Data items:

#####

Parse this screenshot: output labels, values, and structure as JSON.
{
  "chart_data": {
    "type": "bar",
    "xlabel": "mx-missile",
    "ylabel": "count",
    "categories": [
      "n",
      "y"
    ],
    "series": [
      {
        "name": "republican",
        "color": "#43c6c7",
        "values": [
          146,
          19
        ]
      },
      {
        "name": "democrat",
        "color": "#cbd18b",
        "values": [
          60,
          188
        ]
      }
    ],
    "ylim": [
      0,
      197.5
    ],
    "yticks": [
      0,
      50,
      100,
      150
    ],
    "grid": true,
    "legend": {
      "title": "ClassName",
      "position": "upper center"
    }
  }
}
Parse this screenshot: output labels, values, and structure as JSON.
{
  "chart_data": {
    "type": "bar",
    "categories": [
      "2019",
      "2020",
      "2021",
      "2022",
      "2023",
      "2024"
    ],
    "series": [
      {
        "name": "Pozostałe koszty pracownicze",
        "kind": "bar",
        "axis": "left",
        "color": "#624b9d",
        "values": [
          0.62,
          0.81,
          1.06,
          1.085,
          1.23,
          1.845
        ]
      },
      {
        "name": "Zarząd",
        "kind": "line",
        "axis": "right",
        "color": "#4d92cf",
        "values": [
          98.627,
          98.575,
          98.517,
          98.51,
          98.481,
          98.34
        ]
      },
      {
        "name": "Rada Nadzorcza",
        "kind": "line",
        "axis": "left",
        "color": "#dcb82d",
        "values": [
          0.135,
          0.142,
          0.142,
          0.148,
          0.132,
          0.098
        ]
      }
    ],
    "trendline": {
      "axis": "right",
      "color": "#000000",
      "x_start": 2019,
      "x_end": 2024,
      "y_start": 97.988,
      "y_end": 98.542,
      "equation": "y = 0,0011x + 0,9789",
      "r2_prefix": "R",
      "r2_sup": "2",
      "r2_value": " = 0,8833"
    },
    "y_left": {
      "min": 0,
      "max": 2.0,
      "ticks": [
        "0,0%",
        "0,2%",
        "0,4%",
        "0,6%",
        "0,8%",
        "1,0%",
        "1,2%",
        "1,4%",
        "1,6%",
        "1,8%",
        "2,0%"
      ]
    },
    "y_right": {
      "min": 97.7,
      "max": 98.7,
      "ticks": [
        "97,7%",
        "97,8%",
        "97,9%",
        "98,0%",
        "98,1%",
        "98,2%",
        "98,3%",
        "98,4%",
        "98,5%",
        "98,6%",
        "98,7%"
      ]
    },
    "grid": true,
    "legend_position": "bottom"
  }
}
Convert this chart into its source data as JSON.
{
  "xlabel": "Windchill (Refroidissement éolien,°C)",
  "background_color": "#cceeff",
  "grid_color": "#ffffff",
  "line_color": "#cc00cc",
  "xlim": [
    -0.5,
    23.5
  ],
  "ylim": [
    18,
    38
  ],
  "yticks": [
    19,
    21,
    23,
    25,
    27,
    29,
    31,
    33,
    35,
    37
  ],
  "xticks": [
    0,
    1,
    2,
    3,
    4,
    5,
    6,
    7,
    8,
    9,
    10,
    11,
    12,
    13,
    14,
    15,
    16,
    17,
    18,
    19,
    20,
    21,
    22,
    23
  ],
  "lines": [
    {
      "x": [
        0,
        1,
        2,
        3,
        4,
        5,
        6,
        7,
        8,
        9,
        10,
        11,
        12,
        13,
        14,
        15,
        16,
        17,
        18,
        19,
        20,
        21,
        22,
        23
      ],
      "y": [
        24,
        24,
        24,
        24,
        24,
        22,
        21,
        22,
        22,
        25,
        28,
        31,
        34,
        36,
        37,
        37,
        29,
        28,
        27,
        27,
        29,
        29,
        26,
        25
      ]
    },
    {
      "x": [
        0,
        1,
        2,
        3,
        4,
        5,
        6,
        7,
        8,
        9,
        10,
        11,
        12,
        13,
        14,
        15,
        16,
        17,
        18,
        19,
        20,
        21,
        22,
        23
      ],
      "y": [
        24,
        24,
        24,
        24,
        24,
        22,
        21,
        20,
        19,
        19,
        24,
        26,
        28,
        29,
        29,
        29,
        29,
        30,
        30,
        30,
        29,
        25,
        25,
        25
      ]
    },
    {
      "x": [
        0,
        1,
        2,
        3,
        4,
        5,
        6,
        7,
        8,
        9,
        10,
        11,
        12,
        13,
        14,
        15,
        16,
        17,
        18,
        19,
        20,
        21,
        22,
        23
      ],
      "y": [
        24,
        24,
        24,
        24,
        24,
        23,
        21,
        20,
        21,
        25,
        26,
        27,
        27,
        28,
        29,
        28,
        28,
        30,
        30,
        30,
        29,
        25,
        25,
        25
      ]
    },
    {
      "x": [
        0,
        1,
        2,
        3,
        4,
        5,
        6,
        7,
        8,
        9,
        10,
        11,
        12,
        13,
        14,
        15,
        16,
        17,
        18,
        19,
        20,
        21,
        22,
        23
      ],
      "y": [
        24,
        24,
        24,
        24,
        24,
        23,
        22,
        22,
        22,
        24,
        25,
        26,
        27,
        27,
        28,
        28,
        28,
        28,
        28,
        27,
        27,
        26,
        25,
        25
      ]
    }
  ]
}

#####

Repeat the data precisely, reproducing every entry.

* **Response to the task**:
Parse this screenshot: output labels, values, and structure as JSON.
{
  "chart_data": {
    "type": "bar",
    "xlabel": "mx-missile",
    "ylabel": "count",
    "categories": [
      "n",
      "y"
    ],
    "series": [
      {
        "name": "republican",
        "color": "#43c6c7",
        "values": [
          146,
          19
        ]
      },
      {
        "name": "democrat",
        "color": "#cbd18b",
        "values": [
          60,
          188
        ]
      }
    ],
    "ylim": [
      0,
      197.5
    ],
    "yticks": [
      0,
      50,
      100,
      150
    ],
    "grid": true,
    "legend": {
      "title": "ClassName",
      "position": "upper center"
    }
  }
}
Parse this screenshot: output labels, values, and structure as JSON.
{
  "chart_data": {
    "type": "bar",
    "categories": [
      "2019",
      "2020",
      "2021",
      "2022",
      "2023",
      "2024"
    ],
    "series": [
      {
        "name": "Pozostałe koszty pracownicze",
        "kind": "bar",
        "axis": "left",
        "color": "#624b9d",
        "values": [
          0.62,
          0.81,
          1.06,
          1.085,
          1.23,
          1.845
        ]
      },
      {
        "name": "Zarząd",
        "kind": "line",
        "axis": "right",
        "color": "#4d92cf",
        "values": [
          98.627,
          98.575,
          98.517,
          98.51,
          98.481,
          98.34
        ]
      },
      {
        "name": "Rada Nadzorcza",
        "kind": "line",
        "axis": "left",
        "color": "#dcb82d",
        "values": [
          0.135,
          0.142,
          0.142,
          0.148,
          0.132,
          0.098
        ]
      }
    ],
    "trendline": {
      "axis": "right",
      "color": "#000000",
      "x_start": 2019,
      "x_end": 2024,
      "y_start": 97.988,
      "y_end": 98.542,
      "equation": "y = 0,0011x + 0,9789",
      "r2_prefix": "R",
      "r2_sup": "2",
      "r2_value": " = 0,8833"
    },
    "y_left": {
      "min": 0,
      "max": 2.0,
      "ticks": [
        "0,0%",
        "0,2%",
        "0,4%",
        "0,6%",
        "0,8%",
        "1,0%",
        "1,2%",
        "1,4%",
        "1,6%",
        "1,8%",
        "2,0%"
      ]
    },
    "y_right": {
      "min": 97.7,
      "max": 98.7,
      "ticks": [
        "97,7%",
        "97,8%",
        "97,9%",
        "98,0%",
        "98,1%",
        "98,2%",
        "98,3%",
        "98,4%",
        "98,5%",
        "98,6%",
        "98,7%"
      ]
    },
    "grid": true,
    "legend_position": "bottom"
  }
}
Convert this chart into its source data as JSON.
{
  "xlabel": "Windchill (Refroidissement éolien,°C)",
  "background_color": "#cceeff",
  "grid_color": "#ffffff",
  "line_color": "#cc00cc",
  "xlim": [
    -0.5,
    23.5
  ],
  "ylim": [
    18,
    38
  ],
  "yticks": [
    19,
    21,
    23,
    25,
    27,
    29,
    31,
    33,
    35,
    37
  ],
  "xticks": [
    0,
    1,
    2,
    3,
    4,
    5,
    6,
    7,
    8,
    9,
    10,
    11,
    12,
    13,
    14,
    15,
    16,
    17,
    18,
    19,
    20,
    21,
    22,
    23
  ],
  "lines": [
    {
      "x": [
        0,
        1,
        2,
        3,
        4,
        5,
        6,
        7,
        8,
        9,
        10,
        11,
        12,
        13,
        14,
        15,
        16,
        17,
        18,
        19,
        20,
        21,
        22,
        23
      ],
      "y": [
        24,
        24,
        24,
        24,
        24,
        22,
        21,
        22,
        22,
        25,
        28,
        31,
        34,
        36,
        37,
        37,
        29,
        28,
        27,
        27,
        29,
        29,
        26,
        25
      ]
    },
    {
      "x": [
        0,
        1,
        2,
        3,
        4,
        5,
        6,
        7,
        8,
        9,
        10,
        11,
        12,
        13,
        14,
        15,
        16,
        17,
        18,
        19,
        20,
        21,
        22,
        23
      ],
      "y": [
        24,
        24,
        24,
        24,
        24,
        22,
        21,
        20,
        19,
        19,
        24,
        26,
        28,
        29,
        29,
        29,
        29,
        30,
        30,
        30,
        29,
        25,
        25,
        25
      ]
    },
    {
      "x": [
        0,
        1,
        2,
        3,
        4,
        5,
        6,
        7,
        8,
        9,
        10,
        11,
        12,
        13,
        14,
        15,
        16,
        17,
        18,
        19,
        20,
        21,
        22,
        23
      ],
      "y": [
        24,
        24,
        24,
        24,
        24,
        23,
        21,
        20,
        21,
        25,
        26,
        27,
        27,
        28,
        29,
        28,
        28,
        30,
        30,
        30,
        29,
        25,
        25,
        25
      ]
    },
    {
      "x": [
        0,
        1,
        2,
        3,
        4,
        5,
        6,
        7,
        8,
        9,
        10,
        11,
        12,
        13,
        14,
        15,
        16,
        17,
        18,
        19,
        20,
        21,
        22,
        23
      ],
      "y": [
        24,
        24,
        24,
        24,
        24,
        23,
        22,
        22,
        22,
        24,
        25,
        26,
        27,
        27,
        28,
        28,
        28,
        28,
        28,
        27,
        27,
        26,
        25,
        25
      ]
    }
  ]
}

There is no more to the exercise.